**Recorded data**
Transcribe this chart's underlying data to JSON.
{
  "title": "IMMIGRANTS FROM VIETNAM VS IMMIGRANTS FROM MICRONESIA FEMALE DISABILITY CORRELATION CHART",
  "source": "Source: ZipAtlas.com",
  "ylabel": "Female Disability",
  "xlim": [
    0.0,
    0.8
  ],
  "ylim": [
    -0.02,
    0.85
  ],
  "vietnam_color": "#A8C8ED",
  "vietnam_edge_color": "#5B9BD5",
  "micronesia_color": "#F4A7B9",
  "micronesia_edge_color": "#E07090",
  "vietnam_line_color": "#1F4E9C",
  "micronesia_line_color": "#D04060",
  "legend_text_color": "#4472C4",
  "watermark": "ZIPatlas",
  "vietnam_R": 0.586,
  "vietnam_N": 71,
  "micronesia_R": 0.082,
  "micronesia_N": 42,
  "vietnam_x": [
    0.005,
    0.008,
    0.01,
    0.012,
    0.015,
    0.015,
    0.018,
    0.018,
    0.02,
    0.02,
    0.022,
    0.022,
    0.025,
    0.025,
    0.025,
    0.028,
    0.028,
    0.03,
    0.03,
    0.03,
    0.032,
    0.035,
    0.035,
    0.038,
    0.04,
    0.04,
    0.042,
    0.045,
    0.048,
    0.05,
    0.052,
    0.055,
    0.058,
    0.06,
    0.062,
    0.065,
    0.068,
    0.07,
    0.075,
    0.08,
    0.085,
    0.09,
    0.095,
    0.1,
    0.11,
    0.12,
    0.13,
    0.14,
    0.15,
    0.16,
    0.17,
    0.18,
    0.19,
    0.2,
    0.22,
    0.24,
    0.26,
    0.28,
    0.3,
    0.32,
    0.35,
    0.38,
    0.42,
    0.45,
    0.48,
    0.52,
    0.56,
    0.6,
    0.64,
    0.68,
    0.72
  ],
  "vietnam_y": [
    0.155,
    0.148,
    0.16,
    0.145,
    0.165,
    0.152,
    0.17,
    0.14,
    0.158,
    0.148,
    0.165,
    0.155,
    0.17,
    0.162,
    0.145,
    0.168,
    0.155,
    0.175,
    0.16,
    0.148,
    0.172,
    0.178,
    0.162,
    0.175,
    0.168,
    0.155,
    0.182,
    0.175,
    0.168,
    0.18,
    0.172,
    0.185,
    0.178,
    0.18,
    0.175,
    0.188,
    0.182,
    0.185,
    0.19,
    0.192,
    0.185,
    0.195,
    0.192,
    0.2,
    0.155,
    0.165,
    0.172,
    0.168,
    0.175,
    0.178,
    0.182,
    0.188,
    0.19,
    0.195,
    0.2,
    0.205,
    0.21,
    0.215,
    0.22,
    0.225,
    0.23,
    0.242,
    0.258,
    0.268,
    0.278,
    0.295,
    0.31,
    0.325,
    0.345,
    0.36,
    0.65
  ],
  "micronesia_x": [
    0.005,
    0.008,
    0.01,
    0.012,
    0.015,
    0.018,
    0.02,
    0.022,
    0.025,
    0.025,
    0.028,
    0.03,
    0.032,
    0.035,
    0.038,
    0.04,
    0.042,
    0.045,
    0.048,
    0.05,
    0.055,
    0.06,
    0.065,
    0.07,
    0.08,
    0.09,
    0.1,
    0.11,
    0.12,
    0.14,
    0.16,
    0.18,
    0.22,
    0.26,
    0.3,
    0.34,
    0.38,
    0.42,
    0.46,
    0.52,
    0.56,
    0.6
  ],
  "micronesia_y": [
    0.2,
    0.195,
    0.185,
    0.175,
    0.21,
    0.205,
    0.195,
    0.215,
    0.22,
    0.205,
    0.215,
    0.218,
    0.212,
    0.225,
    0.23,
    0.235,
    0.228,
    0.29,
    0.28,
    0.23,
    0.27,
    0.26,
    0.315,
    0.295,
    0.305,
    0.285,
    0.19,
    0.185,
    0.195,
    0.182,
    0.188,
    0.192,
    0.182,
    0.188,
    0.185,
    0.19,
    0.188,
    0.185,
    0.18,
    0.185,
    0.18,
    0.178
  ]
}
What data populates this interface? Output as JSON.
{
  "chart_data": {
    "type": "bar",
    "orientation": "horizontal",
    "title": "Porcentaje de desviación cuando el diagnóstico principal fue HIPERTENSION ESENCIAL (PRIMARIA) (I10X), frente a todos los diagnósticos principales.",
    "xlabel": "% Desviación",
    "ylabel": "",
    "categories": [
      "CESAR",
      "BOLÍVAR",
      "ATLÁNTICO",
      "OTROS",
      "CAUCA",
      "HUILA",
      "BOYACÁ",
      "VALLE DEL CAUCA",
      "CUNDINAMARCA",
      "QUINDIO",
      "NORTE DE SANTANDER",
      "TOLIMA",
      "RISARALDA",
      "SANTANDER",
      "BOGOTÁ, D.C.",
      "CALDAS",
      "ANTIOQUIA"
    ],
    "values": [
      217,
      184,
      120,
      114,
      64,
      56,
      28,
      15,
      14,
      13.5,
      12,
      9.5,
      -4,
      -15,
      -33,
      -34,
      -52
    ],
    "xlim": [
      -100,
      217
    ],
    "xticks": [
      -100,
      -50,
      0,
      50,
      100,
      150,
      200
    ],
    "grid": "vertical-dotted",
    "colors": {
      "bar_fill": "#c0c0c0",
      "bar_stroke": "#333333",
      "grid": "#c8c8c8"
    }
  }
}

**What is required**
Extract all of the data exactly as written.

**Written solution**
Transcribe this chart's underlying data to JSON.
{
  "title": "IMMIGRANTS FROM VIETNAM VS IMMIGRANTS FROM MICRONESIA FEMALE DISABILITY CORRELATION CHART",
  "source": "Source: ZipAtlas.com",
  "ylabel": "Female Disability",
  "xlim": [
    0.0,
    0.8
  ],
  "ylim": [
    -0.02,
    0.85
  ],
  "vietnam_color": "#A8C8ED",
  "vietnam_edge_color": "#5B9BD5",
  "micronesia_color": "#F4A7B9",
  "micronesia_edge_color": "#E07090",
  "vietnam_line_color": "#1F4E9C",
  "micronesia_line_color": "#D04060",
  "legend_text_color": "#4472C4",
  "watermark": "ZIPatlas",
  "vietnam_R": 0.586,
  "vietnam_N": 71,
  "micronesia_R": 0.082,
  "micronesia_N": 42,
  "vietnam_x": [
    0.005,
    0.008,
    0.01,
    0.012,
    0.015,
    0.015,
    0.018,
    0.018,
    0.02,
    0.02,
    0.022,
    0.022,
    0.025,
    0.025,
    0.025,
    0.028,
    0.028,
    0.03,
    0.03,
    0.03,
    0.032,
    0.035,
    0.035,
    0.038,
    0.04,
    0.04,
    0.042,
    0.045,
    0.048,
    0.05,
    0.052,
    0.055,
    0.058,
    0.06,
    0.062,
    0.065,
    0.068,
    0.07,
    0.075,
    0.08,
    0.085,
    0.09,
    0.095,
    0.1,
    0.11,
    0.12,
    0.13,
    0.14,
    0.15,
    0.16,
    0.17,
    0.18,
    0.19,
    0.2,
    0.22,
    0.24,
    0.26,
    0.28,
    0.3,
    0.32,
    0.35,
    0.38,
    0.42,
    0.45,
    0.48,
    0.52,
    0.56,
    0.6,
    0.64,
    0.68,
    0.72
  ],
  "vietnam_y": [
    0.155,
    0.148,
    0.16,
    0.145,
    0.165,
    0.152,
    0.17,
    0.14,
    0.158,
    0.148,
    0.165,
    0.155,
    0.17,
    0.162,
    0.145,
    0.168,
    0.155,
    0.175,
    0.16,
    0.148,
    0.172,
    0.178,
    0.162,
    0.175,
    0.168,
    0.155,
    0.182,
    0.175,
    0.168,
    0.18,
    0.172,
    0.185,
    0.178,
    0.18,
    0.175,
    0.188,
    0.182,
    0.185,
    0.19,
    0.192,
    0.185,
    0.195,
    0.192,
    0.2,
    0.155,
    0.165,
    0.172,
    0.168,
    0.175,
    0.178,
    0.182,
    0.188,
    0.19,
    0.195,
    0.2,
    0.205,
    0.21,
    0.215,
    0.22,
    0.225,
    0.23,
    0.242,
    0.258,
    0.268,
    0.278,
    0.295,
    0.31,
    0.325,
    0.345,
    0.36,
    0.65
  ],
  "micronesia_x": [
    0.005,
    0.008,
    0.01,
    0.012,
    0.015,
    0.018,
    0.02,
    0.022,
    0.025,
    0.025,
    0.028,
    0.03,
    0.032,
    0.035,
    0.038,
    0.04,
    0.042,
    0.045,
    0.048,
    0.05,
    0.055,
    0.06,
    0.065,
    0.07,
    0.08,
    0.09,
    0.1,
    0.11,
    0.12,
    0.14,
    0.16,
    0.18,
    0.22,
    0.26,
    0.3,
    0.34,
    0.38,
    0.42,
    0.46,
    0.52,
    0.56,
    0.6
  ],
  "micronesia_y": [
    0.2,
    0.195,
    0.185,
    0.175,
    0.21,
    0.205,
    0.195,
    0.215,
    0.22,
    0.205,
    0.215,
    0.218,
    0.212,
    0.225,
    0.23,
    0.235,
    0.228,
    0.29,
    0.28,
    0.23,
    0.27,
    0.26,
    0.315,
    0.295,
    0.305,
    0.285,
    0.19,
    0.185,
    0.195,
    0.182,
    0.188,
    0.192,
    0.182,
    0.188,
    0.185,
    0.19,
    0.188,
    0.185,
    0.18,
    0.185,
    0.18,
    0.178
  ]
}
What data populates this interface? Output as JSON.
{
  "chart_data": {
    "type": "bar",
    "orientation": "horizontal",
    "title": "Porcentaje de desviación cuando el diagnóstico principal fue HIPERTENSION ESENCIAL (PRIMARIA) (I10X), frente a todos los diagnósticos principales.",
    "xlabel": "% Desviación",
    "ylabel": "",
    "categories": [
      "CESAR",
      "BOLÍVAR",
      "ATLÁNTICO",
      "OTROS",
      "CAUCA",
      "HUILA",
      "BOYACÁ",
      "VALLE DEL CAUCA",
      "CUNDINAMARCA",
      "QUINDIO",
      "NORTE DE SANTANDER",
      "TOLIMA",
      "RISARALDA",
      "SANTANDER",
      "BOGOTÁ, D.C.",
      "CALDAS",
      "ANTIOQUIA"
    ],
    "values": [
      217,
      184,
      120,
      114,
      64,
      56,
      28,
      15,
      14,
      13.5,
      12,
      9.5,
      -4,
      -15,
      -33,
      -34,
      -52
    ],
    "xlim": [
      -100,
      217
    ],
    "xticks": [
      -100,
      -50,
      0,
      50,
      100,
      150,
      200
    ],
    "grid": "vertical-dotted",
    "colors": {
      "bar_fill": "#c0c0c0",
      "bar_stroke": "#333333",
      "grid": "#c8c8c8"
    }
  }
}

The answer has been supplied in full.